*Set exercise*. List all the lines in these records that hold "transaction".
==== Material provided ====
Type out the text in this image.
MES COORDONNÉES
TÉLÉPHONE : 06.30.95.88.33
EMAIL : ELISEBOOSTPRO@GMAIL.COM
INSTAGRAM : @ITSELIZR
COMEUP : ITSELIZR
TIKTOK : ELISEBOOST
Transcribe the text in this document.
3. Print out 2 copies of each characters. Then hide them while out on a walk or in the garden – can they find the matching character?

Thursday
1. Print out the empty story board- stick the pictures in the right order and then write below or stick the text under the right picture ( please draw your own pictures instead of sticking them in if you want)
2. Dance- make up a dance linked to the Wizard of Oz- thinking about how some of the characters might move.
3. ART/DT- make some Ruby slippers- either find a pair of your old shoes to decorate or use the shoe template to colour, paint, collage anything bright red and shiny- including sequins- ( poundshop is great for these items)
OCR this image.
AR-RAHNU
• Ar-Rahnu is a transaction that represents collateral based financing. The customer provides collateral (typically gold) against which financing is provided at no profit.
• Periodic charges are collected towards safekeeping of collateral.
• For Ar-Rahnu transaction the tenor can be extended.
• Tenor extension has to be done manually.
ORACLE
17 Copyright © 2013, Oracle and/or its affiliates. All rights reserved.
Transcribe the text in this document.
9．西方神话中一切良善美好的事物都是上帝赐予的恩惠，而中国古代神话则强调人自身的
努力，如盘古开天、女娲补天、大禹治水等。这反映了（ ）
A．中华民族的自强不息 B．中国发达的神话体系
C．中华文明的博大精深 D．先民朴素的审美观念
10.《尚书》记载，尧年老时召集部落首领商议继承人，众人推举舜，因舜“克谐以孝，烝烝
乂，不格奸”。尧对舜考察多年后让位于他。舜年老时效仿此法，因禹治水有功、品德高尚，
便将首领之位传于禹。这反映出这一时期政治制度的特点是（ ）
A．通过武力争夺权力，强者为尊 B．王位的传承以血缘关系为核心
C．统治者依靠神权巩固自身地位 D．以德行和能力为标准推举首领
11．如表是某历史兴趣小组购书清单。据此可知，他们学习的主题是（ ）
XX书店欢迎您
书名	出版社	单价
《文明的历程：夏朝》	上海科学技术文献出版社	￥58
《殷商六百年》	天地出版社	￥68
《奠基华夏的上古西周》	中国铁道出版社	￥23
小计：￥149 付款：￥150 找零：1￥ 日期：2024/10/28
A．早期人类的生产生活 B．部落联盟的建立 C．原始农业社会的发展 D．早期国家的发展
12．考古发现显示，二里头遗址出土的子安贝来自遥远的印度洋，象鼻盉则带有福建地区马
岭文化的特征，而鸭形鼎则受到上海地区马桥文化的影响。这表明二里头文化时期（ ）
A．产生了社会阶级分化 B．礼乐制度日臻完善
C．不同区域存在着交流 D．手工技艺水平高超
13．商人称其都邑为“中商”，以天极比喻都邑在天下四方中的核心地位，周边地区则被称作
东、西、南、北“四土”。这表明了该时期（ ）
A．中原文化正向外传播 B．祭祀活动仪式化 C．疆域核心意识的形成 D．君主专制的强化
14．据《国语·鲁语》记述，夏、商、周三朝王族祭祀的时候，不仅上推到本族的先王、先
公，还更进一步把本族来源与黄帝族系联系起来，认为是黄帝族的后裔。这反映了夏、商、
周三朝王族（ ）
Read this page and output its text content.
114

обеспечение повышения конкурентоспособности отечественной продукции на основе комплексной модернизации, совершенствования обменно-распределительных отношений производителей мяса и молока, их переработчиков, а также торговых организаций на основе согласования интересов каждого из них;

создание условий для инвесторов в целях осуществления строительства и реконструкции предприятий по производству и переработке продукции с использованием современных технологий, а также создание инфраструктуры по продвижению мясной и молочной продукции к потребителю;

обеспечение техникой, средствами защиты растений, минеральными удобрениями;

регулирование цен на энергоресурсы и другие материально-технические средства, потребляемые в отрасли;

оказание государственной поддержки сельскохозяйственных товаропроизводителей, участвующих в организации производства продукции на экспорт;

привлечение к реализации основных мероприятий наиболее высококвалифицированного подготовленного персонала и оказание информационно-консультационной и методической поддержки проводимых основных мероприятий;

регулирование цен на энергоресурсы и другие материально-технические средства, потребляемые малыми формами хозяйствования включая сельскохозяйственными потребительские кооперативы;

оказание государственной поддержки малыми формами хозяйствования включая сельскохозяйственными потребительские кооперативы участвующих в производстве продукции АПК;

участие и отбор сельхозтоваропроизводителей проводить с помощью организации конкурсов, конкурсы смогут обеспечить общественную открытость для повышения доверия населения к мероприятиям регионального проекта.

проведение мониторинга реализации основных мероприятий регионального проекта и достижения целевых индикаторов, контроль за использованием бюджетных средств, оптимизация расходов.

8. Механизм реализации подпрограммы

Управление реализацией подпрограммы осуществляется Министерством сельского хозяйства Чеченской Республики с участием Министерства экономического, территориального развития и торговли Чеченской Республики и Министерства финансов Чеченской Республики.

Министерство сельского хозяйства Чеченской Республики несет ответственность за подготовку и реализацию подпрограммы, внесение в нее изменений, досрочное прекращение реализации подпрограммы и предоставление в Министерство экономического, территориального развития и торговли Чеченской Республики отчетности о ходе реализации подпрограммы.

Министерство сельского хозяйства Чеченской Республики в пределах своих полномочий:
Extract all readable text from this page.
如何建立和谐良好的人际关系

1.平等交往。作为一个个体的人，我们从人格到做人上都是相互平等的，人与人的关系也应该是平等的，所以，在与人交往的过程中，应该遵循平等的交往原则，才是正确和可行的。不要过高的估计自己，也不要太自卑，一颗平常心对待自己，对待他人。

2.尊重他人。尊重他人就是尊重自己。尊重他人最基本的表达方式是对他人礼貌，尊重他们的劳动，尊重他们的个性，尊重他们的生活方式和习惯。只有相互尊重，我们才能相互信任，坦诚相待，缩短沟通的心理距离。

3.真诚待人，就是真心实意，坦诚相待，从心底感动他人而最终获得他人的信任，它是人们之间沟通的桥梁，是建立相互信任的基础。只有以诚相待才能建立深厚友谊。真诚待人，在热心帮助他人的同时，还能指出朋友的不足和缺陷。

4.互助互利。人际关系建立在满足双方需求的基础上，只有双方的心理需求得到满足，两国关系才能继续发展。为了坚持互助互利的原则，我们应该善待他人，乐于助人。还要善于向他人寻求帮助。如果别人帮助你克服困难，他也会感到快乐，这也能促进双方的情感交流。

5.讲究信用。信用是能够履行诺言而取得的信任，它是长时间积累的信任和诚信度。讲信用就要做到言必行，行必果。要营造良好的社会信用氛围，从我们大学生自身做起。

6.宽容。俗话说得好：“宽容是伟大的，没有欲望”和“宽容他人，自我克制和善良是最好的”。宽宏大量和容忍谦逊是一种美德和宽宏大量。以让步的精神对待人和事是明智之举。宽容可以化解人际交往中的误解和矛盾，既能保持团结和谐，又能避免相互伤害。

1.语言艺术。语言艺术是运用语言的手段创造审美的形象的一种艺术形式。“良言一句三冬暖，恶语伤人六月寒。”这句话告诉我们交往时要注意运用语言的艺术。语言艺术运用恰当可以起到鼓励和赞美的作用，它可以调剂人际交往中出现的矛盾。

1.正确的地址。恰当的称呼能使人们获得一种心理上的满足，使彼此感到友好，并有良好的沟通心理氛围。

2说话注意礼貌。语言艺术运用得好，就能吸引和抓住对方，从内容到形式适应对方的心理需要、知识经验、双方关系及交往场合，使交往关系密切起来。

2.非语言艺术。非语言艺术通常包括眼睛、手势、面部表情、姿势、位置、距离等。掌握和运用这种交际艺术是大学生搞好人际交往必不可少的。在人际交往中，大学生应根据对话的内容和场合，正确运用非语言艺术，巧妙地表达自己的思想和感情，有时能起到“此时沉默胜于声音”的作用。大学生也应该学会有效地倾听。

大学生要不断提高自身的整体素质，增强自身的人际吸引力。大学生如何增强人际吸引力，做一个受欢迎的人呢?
====
*Finished task*.
• Ar-Rahnu is a transaction that represents collateral based financing. The customer provides collateral (typically gold) against which financing is provided at no profit.
• For Ar-Rahnu transaction the tenor can be extended.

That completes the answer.